### Input
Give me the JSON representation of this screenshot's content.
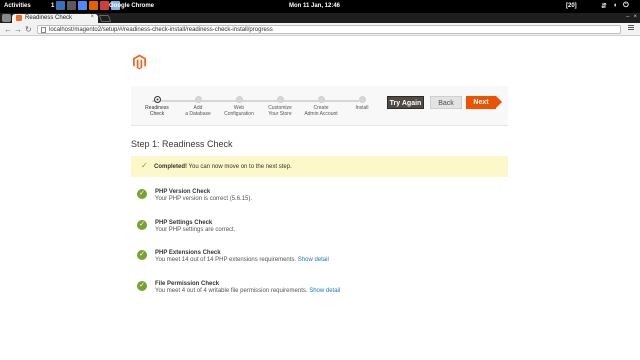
{
  "topbar": {
    "activities": "Activities",
    "workspace": "1",
    "app_name": "Google Chrome",
    "clock": "Mon 11 Jan, 12:46",
    "indicator": "[20]",
    "tray_icons": [
      "network-icon",
      "volume-icon",
      "power-icon"
    ],
    "launchers": [
      {
        "icon": "files-icon",
        "color": "#3d6fb6"
      },
      {
        "icon": "terminal-icon",
        "color": "#5a5a5a"
      },
      {
        "icon": "chrome-icon",
        "color": "#4c8bf5"
      },
      {
        "icon": "firefox-icon",
        "color": "#e66000"
      },
      {
        "icon": "mail-icon",
        "color": "#d23c3c"
      },
      {
        "icon": "chromium-icon",
        "color": "#7fb6e5"
      }
    ]
  },
  "browser": {
    "tab_title": "Readiness Check",
    "url": "localhost/magento2/setup/#/readiness-check-install/readiness-check-install/progress"
  },
  "wizard": {
    "steps": [
      {
        "label_line1": "Readiness",
        "label_line2": "Check",
        "active": true
      },
      {
        "label_line1": "Add",
        "label_line2": "a Database",
        "active": false
      },
      {
        "label_line1": "Web",
        "label_line2": "Configuration",
        "active": false
      },
      {
        "label_line1": "Customize",
        "label_line2": "Your Store",
        "active": false
      },
      {
        "label_line1": "Create",
        "label_line2": "Admin Account",
        "active": false
      },
      {
        "label_line1": "Install",
        "label_line2": "",
        "active": false
      }
    ],
    "buttons": {
      "try_again": "Try Again",
      "back": "Back",
      "next": "Next"
    }
  },
  "page": {
    "step_title": "Step 1: Readiness Check",
    "notice_strong": "Completed!",
    "notice_text": " You can now move on to the next step.",
    "checks": [
      {
        "title": "PHP Version Check",
        "desc": "Your PHP version is correct (5.6.15).",
        "link": ""
      },
      {
        "title": "PHP Settings Check",
        "desc": "Your PHP settings are correct.",
        "link": ""
      },
      {
        "title": "PHP Extensions Check",
        "desc": "You meet 14 out of 14 PHP extensions requirements.",
        "link": "Show detail"
      },
      {
        "title": "File Permission Check",
        "desc": "You meet 4 out of 4 writable file permission requirements.",
        "link": "Show detail"
      }
    ]
  },
  "colors": {
    "accent_orange": "#eb5202",
    "success_green": "#79a22e",
    "notice_yellow": "#fdf8c9",
    "link_blue": "#1979c3"
  }
}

### What you need to do
Copy out the listing exactly as it stands, but not the pictures.

### Exercise solution
Give me the JSON representation of this screenshot's content.
{
  "topbar": {
    "activities": "Activities",
    "workspace": "1",
    "app_name": "Google Chrome",
    "clock": "Mon 11 Jan, 12:46",
    "indicator": "[20]",
    "tray_icons": [
      "network-icon",
      "volume-icon",
      "power-icon"
    ],
    "launchers": [
      {
        "icon": "files-icon",
        "color": "#3d6fb6"
      },
      {
        "icon": "terminal-icon",
        "color": "#5a5a5a"
      },
      {
        "icon": "chrome-icon",
        "color": "#4c8bf5"
      },
      {
        "icon": "firefox-icon",
        "color": "#e66000"
      },
      {
        "icon": "mail-icon",
        "color": "#d23c3c"
      },
      {
        "icon": "chromium-icon",
        "color": "#7fb6e5"
      }
    ]
  },
  "browser": {
    "tab_title": "Readiness Check",
    "url": "localhost/magento2/setup/#/readiness-check-install/readiness-check-install/progress"
  },
  "wizard": {
    "steps": [
      {
        "label_line1": "Readiness",
        "label_line2": "Check",
        "active": true
      },
      {
        "label_line1": "Add",
        "label_line2": "a Database",
        "active": false
      },
      {
        "label_line1": "Web",
        "label_line2": "Configuration",
        "active": false
      },
      {
        "label_line1": "Customize",
        "label_line2": "Your Store",
        "active": false
      },
      {
        "label_line1": "Create",
        "label_line2": "Admin Account",
        "active": false
      },
      {
        "label_line1": "Install",
        "label_line2": "",
        "active": false
      }
    ],
    "buttons": {
      "try_again": "Try Again",
      "back": "Back",
      "next": "Next"
    }
  },
  "page": {
    "step_title": "Step 1: Readiness Check",
    "notice_strong": "Completed!",
    "notice_text": " You can now move on to the next step.",
    "checks": [
      {
        "title": "PHP Version Check",
        "desc": "Your PHP version is correct (5.6.15).",
        "link": ""
      },
      {
        "title": "PHP Settings Check",
        "desc": "Your PHP settings are correct.",
        "link": ""
      },
      {
        "title": "PHP Extensions Check",
        "desc": "You meet 14 out of 14 PHP extensions requirements.",
        "link": "Show detail"
      },
      {
        "title": "File Permission Check",
        "desc": "You meet 4 out of 4 writable file permission requirements.",
        "link": "Show detail"
      }
    ]
  },
  "colors": {
    "accent_orange": "#eb5202",
    "success_green": "#79a22e",
    "notice_yellow": "#fdf8c9",
    "link_blue": "#1979c3"
  }
}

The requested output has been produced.